Task statement - Below is a block of records; please copy all of them exactly.

Exercise input -
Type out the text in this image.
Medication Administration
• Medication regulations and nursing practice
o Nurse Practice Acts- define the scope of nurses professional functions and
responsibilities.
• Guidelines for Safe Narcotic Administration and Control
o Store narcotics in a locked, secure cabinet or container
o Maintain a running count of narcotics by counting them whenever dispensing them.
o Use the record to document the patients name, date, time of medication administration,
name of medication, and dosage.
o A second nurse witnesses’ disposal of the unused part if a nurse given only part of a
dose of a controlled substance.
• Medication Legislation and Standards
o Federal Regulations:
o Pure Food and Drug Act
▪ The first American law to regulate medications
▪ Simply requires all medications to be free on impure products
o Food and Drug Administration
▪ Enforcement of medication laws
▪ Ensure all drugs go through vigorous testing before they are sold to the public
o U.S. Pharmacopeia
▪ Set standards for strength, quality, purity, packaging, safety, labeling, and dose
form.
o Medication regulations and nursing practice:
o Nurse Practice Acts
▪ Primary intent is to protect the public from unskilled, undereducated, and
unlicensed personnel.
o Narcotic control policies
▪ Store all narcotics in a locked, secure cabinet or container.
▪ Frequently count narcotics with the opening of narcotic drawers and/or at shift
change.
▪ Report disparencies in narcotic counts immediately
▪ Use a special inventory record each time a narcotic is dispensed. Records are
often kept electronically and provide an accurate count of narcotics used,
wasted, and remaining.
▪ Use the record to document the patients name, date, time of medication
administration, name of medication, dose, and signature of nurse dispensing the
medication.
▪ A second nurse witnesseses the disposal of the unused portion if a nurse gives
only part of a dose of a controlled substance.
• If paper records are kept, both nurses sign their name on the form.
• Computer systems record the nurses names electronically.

Answer section -
Type out the text in this image.
Medication Administration
• Medication regulations and nursing practice
o Nurse Practice Acts- define the scope of nurses professional functions and
responsibilities.
• Guidelines for Safe Narcotic Administration and Control
o Store narcotics in a locked, secure cabinet or container
o Maintain a running count of narcotics by counting them whenever dispensing them.
o Use the record to document the patients name, date, time of medication administration,
name of medication, and dosage.
o A second nurse witnesses’ disposal of the unused part if a nurse given only part of a
dose of a controlled substance.
• Medication Legislation and Standards
o Federal Regulations:
o Pure Food and Drug Act
▪ The first American law to regulate medications
▪ Simply requires all medications to be free on impure products
o Food and Drug Administration
▪ Enforcement of medication laws
▪ Ensure all drugs go through vigorous testing before they are sold to the public
o U.S. Pharmacopeia
▪ Set standards for strength, quality, purity, packaging, safety, labeling, and dose
form.
o Medication regulations and nursing practice:
o Nurse Practice Acts
▪ Primary intent is to protect the public from unskilled, undereducated, and
unlicensed personnel.
o Narcotic control policies
▪ Store all narcotics in a locked, secure cabinet or container.
▪ Frequently count narcotics with the opening of narcotic drawers and/or at shift
change.
▪ Report disparencies in narcotic counts immediately
▪ Use a special inventory record each time a narcotic is dispensed. Records are
often kept electronically and provide an accurate count of narcotics used,
wasted, and remaining.
▪ Use the record to document the patients name, date, time of medication
administration, name of medication, dose, and signature of nurse dispensing the
medication.
▪ A second nurse witnesseses the disposal of the unused portion if a nurse gives
only part of a dose of a controlled substance.
• If paper records are kept, both nurses sign their name on the form.
• Computer systems record the nurses names electronically.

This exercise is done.